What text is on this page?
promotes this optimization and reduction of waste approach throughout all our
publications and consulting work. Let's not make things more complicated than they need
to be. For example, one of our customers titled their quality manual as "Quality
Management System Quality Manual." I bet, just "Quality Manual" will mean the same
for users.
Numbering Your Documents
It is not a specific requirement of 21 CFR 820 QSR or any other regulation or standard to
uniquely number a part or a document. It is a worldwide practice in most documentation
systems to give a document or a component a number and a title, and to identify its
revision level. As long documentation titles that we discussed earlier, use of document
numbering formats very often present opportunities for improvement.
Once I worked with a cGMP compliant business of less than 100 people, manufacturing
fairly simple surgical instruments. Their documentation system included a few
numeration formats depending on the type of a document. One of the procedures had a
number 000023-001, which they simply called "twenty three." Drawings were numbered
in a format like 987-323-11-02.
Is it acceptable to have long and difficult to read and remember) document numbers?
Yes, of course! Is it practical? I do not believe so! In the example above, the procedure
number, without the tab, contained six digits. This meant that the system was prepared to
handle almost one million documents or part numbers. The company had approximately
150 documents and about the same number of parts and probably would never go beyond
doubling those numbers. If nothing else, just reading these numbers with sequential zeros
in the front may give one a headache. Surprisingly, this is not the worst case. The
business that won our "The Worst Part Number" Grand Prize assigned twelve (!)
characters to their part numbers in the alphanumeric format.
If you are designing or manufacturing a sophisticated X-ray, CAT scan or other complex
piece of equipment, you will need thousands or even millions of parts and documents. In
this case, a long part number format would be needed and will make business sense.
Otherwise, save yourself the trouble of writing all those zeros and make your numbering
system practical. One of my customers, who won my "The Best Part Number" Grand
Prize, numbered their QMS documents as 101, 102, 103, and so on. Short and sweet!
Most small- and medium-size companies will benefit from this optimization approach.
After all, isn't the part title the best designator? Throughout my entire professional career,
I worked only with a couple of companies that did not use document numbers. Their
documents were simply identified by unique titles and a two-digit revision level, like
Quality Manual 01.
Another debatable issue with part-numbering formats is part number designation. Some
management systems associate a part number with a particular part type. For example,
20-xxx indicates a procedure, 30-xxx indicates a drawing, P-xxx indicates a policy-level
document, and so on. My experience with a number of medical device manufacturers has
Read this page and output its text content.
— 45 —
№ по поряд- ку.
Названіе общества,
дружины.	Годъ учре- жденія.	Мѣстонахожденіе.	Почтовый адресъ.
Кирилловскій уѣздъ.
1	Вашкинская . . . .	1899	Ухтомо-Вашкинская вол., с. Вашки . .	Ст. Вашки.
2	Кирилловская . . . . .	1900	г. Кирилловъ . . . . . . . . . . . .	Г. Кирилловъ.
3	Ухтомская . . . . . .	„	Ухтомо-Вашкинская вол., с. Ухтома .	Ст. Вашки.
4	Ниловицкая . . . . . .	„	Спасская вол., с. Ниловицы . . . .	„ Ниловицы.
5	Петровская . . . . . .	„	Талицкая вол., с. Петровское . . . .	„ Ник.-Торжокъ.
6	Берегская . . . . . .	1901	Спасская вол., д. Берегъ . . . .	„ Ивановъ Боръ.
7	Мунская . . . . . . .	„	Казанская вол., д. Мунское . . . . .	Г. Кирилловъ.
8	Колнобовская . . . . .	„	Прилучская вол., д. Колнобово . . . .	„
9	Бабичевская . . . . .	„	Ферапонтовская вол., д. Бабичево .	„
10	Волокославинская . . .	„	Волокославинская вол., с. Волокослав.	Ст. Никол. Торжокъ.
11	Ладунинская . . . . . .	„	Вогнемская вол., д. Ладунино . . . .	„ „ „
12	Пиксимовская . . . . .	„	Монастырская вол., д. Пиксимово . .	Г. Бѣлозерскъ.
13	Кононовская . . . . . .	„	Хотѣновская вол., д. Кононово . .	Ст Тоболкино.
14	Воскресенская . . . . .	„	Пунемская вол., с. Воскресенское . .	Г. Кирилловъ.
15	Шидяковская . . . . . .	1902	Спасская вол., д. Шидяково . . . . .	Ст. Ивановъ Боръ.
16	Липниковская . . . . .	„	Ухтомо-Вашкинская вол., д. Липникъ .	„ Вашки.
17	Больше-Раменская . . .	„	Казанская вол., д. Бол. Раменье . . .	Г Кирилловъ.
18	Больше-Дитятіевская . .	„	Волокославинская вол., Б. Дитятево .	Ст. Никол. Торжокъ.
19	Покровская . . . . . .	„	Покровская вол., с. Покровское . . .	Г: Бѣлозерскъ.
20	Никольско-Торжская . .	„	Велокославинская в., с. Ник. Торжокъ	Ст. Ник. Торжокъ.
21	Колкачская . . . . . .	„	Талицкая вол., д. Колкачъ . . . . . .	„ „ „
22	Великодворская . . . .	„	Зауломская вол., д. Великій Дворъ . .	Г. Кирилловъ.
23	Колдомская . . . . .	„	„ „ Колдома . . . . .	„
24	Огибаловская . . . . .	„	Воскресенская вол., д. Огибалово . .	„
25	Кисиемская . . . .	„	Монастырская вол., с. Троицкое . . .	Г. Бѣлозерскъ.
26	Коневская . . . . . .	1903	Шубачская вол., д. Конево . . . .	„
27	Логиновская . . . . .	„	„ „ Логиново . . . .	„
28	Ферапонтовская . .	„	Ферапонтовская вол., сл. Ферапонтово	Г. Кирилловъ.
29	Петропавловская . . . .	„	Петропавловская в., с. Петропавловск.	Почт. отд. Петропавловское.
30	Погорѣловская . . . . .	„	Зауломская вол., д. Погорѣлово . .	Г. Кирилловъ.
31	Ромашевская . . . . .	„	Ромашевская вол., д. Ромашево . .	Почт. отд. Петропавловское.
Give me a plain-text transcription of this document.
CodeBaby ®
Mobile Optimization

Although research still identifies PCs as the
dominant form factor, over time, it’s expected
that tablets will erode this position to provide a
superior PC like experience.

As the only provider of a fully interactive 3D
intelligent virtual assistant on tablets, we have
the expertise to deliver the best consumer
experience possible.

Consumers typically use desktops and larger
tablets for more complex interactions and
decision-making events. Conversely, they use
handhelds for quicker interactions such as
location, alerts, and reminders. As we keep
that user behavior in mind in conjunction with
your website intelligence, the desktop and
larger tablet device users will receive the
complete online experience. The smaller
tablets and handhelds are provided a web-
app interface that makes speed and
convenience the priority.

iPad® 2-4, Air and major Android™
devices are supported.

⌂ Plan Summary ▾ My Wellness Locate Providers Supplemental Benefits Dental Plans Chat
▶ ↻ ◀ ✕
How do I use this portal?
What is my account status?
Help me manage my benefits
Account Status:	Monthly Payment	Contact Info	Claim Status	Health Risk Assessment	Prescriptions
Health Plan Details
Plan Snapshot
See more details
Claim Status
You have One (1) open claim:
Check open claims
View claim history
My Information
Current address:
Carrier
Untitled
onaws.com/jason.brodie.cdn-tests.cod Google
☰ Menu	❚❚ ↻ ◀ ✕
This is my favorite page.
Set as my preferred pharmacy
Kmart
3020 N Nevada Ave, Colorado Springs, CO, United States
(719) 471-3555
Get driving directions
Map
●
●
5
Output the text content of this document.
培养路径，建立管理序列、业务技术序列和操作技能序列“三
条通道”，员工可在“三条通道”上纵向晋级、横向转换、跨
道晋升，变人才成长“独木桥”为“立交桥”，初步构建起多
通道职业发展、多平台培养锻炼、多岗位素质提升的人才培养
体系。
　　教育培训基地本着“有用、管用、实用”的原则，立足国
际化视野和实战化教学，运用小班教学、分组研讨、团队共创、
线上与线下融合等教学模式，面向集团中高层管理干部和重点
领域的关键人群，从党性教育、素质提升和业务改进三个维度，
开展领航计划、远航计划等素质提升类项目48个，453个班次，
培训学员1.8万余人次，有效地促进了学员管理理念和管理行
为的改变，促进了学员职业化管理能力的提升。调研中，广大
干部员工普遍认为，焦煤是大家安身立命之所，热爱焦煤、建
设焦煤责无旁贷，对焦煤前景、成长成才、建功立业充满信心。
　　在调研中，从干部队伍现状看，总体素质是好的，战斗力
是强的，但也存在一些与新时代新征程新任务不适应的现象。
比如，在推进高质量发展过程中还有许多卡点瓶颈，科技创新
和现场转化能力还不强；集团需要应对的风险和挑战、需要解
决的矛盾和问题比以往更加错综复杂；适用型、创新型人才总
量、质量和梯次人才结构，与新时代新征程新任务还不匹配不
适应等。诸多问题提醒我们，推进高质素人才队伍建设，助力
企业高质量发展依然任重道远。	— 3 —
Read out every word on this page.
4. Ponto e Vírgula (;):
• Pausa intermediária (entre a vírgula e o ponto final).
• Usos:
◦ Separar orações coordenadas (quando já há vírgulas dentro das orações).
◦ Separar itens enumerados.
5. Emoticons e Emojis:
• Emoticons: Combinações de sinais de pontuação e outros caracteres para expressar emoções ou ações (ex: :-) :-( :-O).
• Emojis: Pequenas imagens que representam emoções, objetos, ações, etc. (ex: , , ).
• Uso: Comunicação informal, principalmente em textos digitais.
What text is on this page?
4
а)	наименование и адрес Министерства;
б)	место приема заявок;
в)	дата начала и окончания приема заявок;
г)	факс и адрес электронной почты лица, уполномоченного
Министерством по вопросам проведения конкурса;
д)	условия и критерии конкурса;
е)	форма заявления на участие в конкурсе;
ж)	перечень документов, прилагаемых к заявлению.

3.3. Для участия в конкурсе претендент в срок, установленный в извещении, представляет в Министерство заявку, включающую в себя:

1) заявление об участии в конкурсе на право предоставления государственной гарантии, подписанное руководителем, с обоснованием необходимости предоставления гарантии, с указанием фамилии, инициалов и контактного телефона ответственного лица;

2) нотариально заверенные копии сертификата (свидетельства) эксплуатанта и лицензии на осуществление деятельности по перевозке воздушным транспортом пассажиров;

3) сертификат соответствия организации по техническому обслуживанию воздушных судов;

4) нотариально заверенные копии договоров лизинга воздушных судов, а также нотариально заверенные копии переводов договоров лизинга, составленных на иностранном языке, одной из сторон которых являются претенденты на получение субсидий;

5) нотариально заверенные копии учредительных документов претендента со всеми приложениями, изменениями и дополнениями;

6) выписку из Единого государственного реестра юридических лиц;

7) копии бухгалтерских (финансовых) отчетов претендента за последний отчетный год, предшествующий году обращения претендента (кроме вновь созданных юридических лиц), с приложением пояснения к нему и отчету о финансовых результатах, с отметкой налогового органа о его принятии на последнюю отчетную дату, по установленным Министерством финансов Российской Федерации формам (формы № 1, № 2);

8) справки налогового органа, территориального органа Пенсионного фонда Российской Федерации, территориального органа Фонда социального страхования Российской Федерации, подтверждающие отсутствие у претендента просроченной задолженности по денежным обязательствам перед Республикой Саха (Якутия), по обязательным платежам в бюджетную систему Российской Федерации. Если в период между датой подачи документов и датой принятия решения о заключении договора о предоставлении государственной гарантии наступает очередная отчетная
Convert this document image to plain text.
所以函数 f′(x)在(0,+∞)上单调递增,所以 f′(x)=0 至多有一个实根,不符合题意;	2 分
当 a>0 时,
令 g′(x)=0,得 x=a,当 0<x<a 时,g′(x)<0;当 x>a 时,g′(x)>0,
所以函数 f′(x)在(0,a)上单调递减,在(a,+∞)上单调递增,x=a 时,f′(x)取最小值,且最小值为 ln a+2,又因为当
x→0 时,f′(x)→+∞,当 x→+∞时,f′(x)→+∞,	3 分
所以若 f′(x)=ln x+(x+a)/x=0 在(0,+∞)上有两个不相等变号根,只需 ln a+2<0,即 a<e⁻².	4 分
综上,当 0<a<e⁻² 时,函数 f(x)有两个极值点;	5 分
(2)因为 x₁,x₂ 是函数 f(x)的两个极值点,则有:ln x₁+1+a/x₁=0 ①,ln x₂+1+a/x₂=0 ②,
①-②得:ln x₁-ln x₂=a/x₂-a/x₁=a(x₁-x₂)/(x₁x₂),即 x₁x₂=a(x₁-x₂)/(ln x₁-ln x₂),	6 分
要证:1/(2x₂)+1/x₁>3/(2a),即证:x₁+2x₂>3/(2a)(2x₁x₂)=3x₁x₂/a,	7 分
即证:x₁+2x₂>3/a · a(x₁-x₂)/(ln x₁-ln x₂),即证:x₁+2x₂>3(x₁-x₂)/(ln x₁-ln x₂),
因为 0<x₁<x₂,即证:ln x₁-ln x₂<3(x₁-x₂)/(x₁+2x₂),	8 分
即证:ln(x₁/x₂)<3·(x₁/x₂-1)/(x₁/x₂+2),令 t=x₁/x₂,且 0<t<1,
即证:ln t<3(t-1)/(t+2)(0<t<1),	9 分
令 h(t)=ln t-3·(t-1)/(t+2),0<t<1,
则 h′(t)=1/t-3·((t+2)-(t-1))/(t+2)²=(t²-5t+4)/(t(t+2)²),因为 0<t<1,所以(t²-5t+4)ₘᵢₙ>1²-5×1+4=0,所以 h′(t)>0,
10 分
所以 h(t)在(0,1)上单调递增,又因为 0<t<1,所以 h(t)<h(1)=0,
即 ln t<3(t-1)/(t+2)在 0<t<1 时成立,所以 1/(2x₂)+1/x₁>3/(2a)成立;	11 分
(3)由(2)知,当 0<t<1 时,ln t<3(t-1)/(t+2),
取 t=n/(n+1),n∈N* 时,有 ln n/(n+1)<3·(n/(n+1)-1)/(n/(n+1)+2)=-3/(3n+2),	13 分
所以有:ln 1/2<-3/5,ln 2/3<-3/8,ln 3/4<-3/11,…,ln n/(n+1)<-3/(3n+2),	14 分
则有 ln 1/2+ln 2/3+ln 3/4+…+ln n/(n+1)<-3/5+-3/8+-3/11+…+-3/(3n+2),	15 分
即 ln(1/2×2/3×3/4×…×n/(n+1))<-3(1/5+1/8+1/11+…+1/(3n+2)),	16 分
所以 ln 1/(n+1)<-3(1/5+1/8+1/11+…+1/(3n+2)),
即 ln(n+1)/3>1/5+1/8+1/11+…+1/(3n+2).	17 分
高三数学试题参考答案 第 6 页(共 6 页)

-----

• PROBLEM TO SOLVE: In the records above, find each line that holds the word "numbers"; copy all such lines.

• ANSWER:
Is it acceptable to have long and difficult to read and remember) document numbers?
handle almost one million documents or part numbers. The company had approximately
doubling those numbers. If nothing else, just reading these numbers with sequential zeros
characters to their part numbers in the alphanumeric format.
I worked only with a couple of companies that did not use document numbers. Their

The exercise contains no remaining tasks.